Lines of data:
##########

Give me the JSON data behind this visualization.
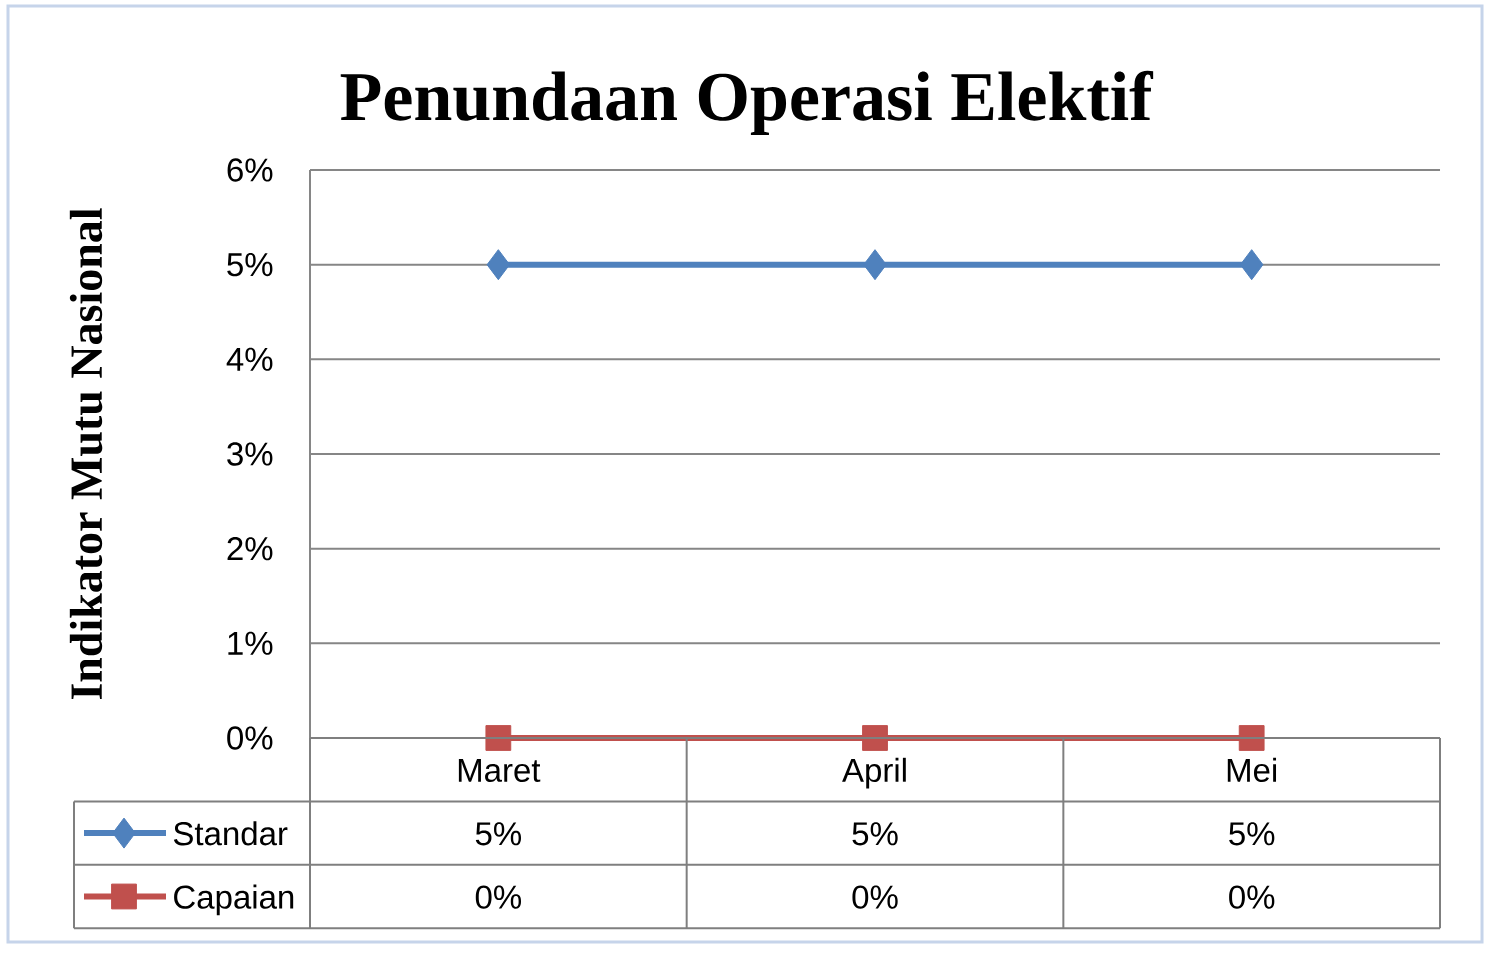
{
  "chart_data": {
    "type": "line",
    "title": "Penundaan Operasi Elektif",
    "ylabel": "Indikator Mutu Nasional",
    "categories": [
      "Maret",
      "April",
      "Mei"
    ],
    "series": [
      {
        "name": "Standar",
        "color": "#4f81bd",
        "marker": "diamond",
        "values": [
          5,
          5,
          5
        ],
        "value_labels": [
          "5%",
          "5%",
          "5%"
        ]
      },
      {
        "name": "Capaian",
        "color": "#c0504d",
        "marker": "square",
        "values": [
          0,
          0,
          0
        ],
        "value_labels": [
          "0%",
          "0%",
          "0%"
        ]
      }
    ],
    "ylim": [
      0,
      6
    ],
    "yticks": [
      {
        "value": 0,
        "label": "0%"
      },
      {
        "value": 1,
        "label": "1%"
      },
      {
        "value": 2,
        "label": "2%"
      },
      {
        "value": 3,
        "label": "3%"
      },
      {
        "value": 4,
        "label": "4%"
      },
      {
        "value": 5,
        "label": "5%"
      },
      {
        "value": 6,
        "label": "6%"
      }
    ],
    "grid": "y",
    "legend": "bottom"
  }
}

##########

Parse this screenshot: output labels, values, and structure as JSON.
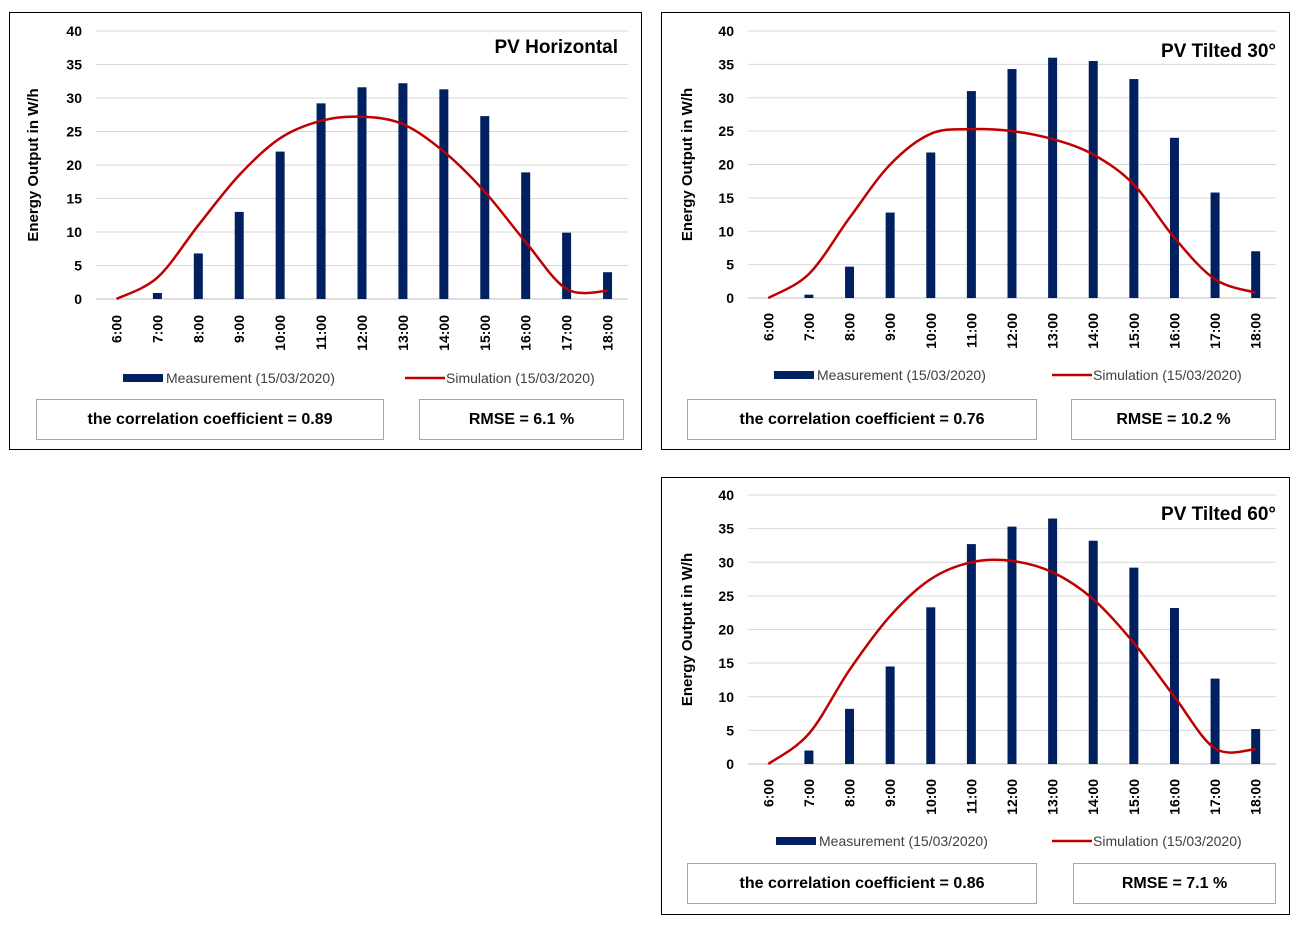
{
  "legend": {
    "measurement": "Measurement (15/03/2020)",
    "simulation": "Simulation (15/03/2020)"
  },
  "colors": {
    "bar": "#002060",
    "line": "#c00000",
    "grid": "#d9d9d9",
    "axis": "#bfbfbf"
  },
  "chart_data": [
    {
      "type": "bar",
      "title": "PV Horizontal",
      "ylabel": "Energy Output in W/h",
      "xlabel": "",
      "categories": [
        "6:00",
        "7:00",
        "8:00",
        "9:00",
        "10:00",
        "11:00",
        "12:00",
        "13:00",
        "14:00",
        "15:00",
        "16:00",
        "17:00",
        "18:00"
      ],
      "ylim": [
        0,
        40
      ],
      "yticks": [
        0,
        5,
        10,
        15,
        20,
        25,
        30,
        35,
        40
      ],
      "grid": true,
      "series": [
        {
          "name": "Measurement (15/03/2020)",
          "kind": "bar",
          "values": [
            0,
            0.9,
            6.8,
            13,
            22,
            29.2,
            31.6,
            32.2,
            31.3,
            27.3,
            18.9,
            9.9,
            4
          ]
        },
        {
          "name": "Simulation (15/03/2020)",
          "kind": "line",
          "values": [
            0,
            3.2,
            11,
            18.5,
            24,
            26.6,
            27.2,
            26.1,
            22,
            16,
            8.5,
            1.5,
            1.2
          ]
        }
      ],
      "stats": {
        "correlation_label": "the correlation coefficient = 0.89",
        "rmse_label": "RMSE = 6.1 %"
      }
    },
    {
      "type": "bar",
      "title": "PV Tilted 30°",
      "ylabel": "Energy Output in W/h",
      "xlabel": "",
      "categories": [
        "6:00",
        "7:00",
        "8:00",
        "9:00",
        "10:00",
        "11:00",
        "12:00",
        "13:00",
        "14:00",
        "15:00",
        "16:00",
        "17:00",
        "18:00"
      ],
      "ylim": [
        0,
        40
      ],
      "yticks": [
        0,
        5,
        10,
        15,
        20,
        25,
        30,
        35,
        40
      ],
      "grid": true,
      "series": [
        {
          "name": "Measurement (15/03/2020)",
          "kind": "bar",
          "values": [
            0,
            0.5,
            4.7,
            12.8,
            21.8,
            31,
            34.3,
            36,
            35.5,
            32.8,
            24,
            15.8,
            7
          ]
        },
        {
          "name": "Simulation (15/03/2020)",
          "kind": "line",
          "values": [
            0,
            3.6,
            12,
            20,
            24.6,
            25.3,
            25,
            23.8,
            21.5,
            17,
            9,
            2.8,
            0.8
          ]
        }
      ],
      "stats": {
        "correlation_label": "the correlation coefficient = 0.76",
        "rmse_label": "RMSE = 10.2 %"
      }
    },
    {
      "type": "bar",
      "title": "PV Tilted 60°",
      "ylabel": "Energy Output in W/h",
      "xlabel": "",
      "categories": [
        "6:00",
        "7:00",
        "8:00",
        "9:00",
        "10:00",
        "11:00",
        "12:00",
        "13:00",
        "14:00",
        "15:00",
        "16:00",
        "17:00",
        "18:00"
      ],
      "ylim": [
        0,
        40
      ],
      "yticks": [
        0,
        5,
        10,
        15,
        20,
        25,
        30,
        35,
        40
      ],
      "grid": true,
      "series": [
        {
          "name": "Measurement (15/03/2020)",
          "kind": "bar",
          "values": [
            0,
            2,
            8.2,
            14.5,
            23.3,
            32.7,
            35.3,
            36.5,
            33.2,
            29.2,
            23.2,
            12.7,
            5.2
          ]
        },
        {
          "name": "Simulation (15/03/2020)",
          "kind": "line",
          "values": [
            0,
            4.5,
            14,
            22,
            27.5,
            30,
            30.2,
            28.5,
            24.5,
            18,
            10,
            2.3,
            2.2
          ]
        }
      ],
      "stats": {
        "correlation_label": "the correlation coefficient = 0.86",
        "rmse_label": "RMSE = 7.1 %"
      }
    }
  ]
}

##########

Count the lines that hold the string "this", and reply with that number alone.

2